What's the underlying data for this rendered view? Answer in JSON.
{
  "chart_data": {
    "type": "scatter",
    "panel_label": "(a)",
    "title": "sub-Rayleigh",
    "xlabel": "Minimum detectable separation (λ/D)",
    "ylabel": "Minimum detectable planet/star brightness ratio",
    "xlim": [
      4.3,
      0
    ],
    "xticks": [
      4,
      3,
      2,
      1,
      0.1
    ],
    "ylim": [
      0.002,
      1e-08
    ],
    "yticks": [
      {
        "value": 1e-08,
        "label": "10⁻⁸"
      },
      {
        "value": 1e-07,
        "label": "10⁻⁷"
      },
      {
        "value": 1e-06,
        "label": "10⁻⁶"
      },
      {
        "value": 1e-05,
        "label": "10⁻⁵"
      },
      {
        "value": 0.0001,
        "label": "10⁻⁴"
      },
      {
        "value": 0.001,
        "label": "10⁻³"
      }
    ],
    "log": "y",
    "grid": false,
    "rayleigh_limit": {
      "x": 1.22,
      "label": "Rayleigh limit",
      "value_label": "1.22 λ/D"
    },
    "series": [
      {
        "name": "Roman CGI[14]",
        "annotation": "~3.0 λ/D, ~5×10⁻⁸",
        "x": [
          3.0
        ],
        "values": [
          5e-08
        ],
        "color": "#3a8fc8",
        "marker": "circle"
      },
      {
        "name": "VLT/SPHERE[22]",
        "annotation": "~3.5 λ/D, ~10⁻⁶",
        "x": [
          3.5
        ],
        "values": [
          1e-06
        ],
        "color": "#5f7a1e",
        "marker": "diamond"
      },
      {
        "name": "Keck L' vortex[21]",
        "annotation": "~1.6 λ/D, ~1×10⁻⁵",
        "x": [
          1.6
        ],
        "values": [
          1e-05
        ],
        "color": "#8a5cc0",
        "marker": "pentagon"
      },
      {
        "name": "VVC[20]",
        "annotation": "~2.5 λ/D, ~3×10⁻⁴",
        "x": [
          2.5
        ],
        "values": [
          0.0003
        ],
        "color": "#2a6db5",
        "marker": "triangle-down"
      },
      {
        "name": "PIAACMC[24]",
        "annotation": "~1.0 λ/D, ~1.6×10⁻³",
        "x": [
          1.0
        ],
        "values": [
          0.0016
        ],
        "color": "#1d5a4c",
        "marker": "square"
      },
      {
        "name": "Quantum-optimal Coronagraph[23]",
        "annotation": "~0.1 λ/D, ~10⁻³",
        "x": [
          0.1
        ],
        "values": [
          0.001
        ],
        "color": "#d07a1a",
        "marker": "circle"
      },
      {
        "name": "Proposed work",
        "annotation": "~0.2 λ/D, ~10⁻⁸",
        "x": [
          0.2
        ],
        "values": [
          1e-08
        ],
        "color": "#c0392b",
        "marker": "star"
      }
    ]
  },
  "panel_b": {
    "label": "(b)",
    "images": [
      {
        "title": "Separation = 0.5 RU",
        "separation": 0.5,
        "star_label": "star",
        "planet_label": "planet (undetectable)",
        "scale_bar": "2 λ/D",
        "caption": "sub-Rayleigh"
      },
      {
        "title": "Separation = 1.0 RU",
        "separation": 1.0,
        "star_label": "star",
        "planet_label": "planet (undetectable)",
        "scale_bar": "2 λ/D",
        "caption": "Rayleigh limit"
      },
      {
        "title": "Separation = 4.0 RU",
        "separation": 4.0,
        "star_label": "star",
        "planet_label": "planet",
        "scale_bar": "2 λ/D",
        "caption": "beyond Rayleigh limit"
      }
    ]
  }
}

* * *

Copy all the records above precisely.

What's the underlying data for this rendered view? Answer in JSON.
{
  "chart_data": {
    "type": "scatter",
    "panel_label": "(a)",
    "title": "sub-Rayleigh",
    "xlabel": "Minimum detectable separation (λ/D)",
    "ylabel": "Minimum detectable planet/star brightness ratio",
    "xlim": [
      4.3,
      0
    ],
    "xticks": [
      4,
      3,
      2,
      1,
      0.1
    ],
    "ylim": [
      0.002,
      1e-08
    ],
    "yticks": [
      {
        "value": 1e-08,
        "label": "10⁻⁸"
      },
      {
        "value": 1e-07,
        "label": "10⁻⁷"
      },
      {
        "value": 1e-06,
        "label": "10⁻⁶"
      },
      {
        "value": 1e-05,
        "label": "10⁻⁵"
      },
      {
        "value": 0.0001,
        "label": "10⁻⁴"
      },
      {
        "value": 0.001,
        "label": "10⁻³"
      }
    ],
    "log": "y",
    "grid": false,
    "rayleigh_limit": {
      "x": 1.22,
      "label": "Rayleigh limit",
      "value_label": "1.22 λ/D"
    },
    "series": [
      {
        "name": "Roman CGI[14]",
        "annotation": "~3.0 λ/D, ~5×10⁻⁸",
        "x": [
          3.0
        ],
        "values": [
          5e-08
        ],
        "color": "#3a8fc8",
        "marker": "circle"
      },
      {
        "name": "VLT/SPHERE[22]",
        "annotation": "~3.5 λ/D, ~10⁻⁶",
        "x": [
          3.5
        ],
        "values": [
          1e-06
        ],
        "color": "#5f7a1e",
        "marker": "diamond"
      },
      {
        "name": "Keck L' vortex[21]",
        "annotation": "~1.6 λ/D, ~1×10⁻⁵",
        "x": [
          1.6
        ],
        "values": [
          1e-05
        ],
        "color": "#8a5cc0",
        "marker": "pentagon"
      },
      {
        "name": "VVC[20]",
        "annotation": "~2.5 λ/D, ~3×10⁻⁴",
        "x": [
          2.5
        ],
        "values": [
          0.0003
        ],
        "color": "#2a6db5",
        "marker": "triangle-down"
      },
      {
        "name": "PIAACMC[24]",
        "annotation": "~1.0 λ/D, ~1.6×10⁻³",
        "x": [
          1.0
        ],
        "values": [
          0.0016
        ],
        "color": "#1d5a4c",
        "marker": "square"
      },
      {
        "name": "Quantum-optimal Coronagraph[23]",
        "annotation": "~0.1 λ/D, ~10⁻³",
        "x": [
          0.1
        ],
        "values": [
          0.001
        ],
        "color": "#d07a1a",
        "marker": "circle"
      },
      {
        "name": "Proposed work",
        "annotation": "~0.2 λ/D, ~10⁻⁸",
        "x": [
          0.2
        ],
        "values": [
          1e-08
        ],
        "color": "#c0392b",
        "marker": "star"
      }
    ]
  },
  "panel_b": {
    "label": "(b)",
    "images": [
      {
        "title": "Separation = 0.5 RU",
        "separation": 0.5,
        "star_label": "star",
        "planet_label": "planet (undetectable)",
        "scale_bar": "2 λ/D",
        "caption": "sub-Rayleigh"
      },
      {
        "title": "Separation = 1.0 RU",
        "separation": 1.0,
        "star_label": "star",
        "planet_label": "planet (undetectable)",
        "scale_bar": "2 λ/D",
        "caption": "Rayleigh limit"
      },
      {
        "title": "Separation = 4.0 RU",
        "separation": 4.0,
        "star_label": "star",
        "planet_label": "planet",
        "scale_bar": "2 λ/D",
        "caption": "beyond Rayleigh limit"
      }
    ]
  }
}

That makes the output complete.